> What you have to do
Scan the data below. Pull out each line where "JSON" occurs.

━━━━━━

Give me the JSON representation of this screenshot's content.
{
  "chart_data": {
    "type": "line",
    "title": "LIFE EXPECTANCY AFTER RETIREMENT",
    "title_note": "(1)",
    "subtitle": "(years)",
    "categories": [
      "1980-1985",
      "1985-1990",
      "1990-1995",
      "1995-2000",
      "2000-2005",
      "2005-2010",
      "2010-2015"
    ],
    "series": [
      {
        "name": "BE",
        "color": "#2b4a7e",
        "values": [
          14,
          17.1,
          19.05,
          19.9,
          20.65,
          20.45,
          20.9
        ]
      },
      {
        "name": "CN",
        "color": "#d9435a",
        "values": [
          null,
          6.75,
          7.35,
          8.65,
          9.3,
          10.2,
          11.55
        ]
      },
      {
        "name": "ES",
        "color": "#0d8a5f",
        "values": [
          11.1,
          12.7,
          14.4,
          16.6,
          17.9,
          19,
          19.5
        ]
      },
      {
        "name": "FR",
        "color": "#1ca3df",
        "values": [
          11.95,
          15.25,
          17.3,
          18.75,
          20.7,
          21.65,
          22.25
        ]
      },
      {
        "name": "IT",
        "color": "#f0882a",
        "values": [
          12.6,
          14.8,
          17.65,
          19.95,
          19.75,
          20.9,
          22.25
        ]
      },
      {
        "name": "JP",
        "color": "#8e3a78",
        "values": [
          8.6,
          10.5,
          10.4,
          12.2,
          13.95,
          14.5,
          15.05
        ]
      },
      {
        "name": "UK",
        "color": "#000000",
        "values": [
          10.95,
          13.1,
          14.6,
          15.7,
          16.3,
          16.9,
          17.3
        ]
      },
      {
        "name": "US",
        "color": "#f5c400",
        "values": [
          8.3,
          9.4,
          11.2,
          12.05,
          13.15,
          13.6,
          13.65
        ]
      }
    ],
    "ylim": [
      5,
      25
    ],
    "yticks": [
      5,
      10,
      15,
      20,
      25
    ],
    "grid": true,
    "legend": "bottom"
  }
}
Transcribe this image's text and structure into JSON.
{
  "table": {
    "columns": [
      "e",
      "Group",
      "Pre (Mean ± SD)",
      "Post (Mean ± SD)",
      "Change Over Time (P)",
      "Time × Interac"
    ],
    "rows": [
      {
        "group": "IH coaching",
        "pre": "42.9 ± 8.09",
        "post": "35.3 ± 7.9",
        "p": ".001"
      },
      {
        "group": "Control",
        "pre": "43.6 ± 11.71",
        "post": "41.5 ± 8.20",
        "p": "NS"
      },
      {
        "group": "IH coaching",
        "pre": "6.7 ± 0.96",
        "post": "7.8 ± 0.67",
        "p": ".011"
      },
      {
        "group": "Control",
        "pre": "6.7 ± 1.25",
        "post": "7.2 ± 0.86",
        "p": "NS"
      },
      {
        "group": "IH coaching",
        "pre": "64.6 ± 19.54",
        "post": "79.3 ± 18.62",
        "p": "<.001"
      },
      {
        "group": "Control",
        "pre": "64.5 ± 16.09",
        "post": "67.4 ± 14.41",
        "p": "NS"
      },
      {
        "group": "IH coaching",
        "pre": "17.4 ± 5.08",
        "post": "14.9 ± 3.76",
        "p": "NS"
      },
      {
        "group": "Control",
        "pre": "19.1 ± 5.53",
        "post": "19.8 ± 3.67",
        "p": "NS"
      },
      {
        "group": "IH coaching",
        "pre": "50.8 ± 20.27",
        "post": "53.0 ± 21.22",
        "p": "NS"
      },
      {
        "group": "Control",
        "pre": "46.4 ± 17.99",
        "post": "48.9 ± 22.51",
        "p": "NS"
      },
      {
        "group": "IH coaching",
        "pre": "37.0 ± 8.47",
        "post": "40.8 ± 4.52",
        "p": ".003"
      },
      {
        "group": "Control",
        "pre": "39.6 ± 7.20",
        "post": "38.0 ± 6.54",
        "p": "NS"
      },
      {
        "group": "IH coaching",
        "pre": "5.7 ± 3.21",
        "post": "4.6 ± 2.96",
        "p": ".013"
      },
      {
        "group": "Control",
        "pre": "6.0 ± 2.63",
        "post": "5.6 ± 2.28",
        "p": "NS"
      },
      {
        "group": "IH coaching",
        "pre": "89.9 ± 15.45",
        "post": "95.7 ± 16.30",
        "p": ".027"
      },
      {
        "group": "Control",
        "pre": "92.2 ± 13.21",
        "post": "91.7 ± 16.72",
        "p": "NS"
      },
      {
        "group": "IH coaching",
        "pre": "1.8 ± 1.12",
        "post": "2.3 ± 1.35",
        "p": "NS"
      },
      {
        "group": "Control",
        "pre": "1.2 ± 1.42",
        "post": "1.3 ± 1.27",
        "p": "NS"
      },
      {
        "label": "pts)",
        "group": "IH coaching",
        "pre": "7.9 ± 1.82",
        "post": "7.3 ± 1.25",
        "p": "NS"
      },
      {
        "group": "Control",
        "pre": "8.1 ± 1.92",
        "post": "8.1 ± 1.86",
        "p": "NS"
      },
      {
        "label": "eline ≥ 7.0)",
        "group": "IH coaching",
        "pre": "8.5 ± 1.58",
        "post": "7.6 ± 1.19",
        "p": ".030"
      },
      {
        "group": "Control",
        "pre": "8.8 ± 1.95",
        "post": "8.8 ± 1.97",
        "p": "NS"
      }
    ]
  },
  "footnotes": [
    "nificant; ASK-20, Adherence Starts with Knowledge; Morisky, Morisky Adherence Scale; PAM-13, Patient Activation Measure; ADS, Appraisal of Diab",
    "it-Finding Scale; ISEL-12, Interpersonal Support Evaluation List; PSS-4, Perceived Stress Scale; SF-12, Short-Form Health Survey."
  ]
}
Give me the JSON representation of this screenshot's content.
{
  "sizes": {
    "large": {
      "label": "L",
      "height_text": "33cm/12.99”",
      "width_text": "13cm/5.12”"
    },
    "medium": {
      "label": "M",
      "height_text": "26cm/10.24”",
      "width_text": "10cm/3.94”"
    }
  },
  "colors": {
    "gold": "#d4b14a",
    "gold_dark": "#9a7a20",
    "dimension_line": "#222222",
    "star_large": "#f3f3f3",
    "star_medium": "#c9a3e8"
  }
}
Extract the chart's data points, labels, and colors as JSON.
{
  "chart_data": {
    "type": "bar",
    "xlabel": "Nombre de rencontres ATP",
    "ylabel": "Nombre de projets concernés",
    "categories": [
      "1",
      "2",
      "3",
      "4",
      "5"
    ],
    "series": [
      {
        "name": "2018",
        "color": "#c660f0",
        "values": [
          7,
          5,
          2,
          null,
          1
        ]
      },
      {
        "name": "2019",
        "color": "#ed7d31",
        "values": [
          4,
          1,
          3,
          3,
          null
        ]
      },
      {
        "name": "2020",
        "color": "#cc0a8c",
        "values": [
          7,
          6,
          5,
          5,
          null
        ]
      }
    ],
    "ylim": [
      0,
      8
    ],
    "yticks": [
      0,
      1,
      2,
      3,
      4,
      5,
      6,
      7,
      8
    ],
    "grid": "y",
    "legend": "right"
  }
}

━━━━━━

> The completed task
Give me the JSON representation of this screenshot's content.
Transcribe this image's text and structure into JSON.
Give me the JSON representation of this screenshot's content.
Extract the chart's data points, labels, and colors as JSON.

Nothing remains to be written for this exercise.